## [What is required]
Copy out each line below that contains the string "thumb".

Source records
········

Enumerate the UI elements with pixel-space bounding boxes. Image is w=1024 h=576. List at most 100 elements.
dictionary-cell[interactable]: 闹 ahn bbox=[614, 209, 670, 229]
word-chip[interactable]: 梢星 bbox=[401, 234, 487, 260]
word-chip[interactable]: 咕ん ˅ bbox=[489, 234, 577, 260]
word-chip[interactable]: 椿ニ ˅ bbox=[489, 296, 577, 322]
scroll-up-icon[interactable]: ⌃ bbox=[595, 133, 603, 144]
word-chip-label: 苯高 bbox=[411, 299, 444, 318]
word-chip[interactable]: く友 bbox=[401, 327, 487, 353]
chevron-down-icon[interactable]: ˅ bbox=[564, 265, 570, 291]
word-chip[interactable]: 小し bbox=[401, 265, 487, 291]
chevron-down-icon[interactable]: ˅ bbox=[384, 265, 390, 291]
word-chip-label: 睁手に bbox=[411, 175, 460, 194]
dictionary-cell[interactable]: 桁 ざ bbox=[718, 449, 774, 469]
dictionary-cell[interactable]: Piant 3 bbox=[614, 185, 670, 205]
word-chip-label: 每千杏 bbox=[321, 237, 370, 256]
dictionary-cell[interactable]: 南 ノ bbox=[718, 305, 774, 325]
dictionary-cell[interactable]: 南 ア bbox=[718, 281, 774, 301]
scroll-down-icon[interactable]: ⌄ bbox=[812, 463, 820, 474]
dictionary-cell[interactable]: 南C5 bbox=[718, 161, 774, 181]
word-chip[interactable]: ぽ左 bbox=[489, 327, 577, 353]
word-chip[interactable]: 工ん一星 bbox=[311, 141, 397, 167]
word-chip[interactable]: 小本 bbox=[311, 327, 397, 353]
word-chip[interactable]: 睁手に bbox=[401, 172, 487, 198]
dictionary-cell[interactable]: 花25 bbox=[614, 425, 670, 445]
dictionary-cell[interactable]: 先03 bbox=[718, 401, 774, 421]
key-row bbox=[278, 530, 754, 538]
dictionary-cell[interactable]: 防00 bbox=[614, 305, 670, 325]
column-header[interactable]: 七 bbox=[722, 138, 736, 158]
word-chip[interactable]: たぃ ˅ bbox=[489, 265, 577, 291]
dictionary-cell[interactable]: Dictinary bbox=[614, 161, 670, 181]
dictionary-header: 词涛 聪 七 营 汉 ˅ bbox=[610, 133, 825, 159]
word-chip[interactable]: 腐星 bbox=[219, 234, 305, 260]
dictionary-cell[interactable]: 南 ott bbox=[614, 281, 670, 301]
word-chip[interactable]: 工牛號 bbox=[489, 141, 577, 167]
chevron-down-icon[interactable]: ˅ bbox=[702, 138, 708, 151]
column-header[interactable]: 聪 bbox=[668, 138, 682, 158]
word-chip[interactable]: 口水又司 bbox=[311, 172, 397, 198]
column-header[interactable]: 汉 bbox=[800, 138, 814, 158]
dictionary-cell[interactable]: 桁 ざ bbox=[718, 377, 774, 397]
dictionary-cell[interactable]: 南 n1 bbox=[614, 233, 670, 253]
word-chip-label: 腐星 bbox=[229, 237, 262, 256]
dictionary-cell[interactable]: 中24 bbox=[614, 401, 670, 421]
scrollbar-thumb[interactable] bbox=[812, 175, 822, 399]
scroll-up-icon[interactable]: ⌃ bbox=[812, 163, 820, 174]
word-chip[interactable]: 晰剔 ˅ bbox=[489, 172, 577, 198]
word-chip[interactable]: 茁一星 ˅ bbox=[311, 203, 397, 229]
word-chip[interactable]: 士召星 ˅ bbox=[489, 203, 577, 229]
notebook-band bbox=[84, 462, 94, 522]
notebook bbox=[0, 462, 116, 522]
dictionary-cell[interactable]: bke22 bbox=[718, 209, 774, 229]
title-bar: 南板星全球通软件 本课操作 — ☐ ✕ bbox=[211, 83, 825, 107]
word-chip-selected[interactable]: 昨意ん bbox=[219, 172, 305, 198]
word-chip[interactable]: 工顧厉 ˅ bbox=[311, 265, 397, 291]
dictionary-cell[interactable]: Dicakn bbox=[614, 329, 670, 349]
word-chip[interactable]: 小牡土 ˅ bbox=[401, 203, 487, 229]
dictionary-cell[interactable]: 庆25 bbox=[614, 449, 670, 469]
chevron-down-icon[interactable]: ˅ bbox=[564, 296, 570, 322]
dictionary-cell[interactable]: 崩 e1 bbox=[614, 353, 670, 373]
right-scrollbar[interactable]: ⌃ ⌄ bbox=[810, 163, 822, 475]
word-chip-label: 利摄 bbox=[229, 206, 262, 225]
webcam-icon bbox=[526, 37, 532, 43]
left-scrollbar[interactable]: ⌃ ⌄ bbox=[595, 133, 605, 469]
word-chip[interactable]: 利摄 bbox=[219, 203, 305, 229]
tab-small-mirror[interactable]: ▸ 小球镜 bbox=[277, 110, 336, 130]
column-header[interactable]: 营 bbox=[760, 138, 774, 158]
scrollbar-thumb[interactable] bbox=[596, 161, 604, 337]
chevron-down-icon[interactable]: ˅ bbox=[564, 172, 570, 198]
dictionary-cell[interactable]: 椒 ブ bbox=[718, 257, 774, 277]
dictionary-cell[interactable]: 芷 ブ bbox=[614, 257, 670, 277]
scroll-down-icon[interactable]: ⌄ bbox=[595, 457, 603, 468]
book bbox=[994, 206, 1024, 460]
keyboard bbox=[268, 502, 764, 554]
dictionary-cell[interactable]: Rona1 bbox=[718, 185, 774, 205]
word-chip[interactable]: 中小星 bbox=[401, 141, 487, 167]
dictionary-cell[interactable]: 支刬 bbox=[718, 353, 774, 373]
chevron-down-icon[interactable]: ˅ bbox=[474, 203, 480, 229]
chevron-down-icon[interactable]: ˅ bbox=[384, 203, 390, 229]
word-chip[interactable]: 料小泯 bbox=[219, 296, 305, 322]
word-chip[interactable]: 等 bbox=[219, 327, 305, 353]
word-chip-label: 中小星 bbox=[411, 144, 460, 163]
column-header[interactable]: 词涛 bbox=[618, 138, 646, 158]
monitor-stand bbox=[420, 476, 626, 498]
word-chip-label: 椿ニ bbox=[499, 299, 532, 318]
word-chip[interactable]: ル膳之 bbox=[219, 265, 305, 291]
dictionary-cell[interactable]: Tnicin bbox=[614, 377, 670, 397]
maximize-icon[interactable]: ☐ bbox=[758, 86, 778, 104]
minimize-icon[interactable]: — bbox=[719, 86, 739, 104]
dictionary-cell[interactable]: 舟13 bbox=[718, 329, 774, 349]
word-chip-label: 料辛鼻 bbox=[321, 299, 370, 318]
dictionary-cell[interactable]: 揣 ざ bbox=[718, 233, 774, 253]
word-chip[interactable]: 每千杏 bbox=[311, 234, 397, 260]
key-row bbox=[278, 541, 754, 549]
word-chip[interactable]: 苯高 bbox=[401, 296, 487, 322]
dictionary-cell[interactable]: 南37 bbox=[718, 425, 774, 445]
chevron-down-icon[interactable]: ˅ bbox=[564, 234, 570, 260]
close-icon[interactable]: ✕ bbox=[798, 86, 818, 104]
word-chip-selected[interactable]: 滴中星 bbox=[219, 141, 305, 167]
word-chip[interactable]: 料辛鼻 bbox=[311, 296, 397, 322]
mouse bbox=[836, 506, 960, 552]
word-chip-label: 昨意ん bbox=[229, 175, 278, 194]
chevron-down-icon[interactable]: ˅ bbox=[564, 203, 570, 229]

········

## [Task response]
scrollbar-thumb[interactable] bbox=[812, 175, 822, 399]
scrollbar-thumb[interactable] bbox=[596, 161, 604, 337]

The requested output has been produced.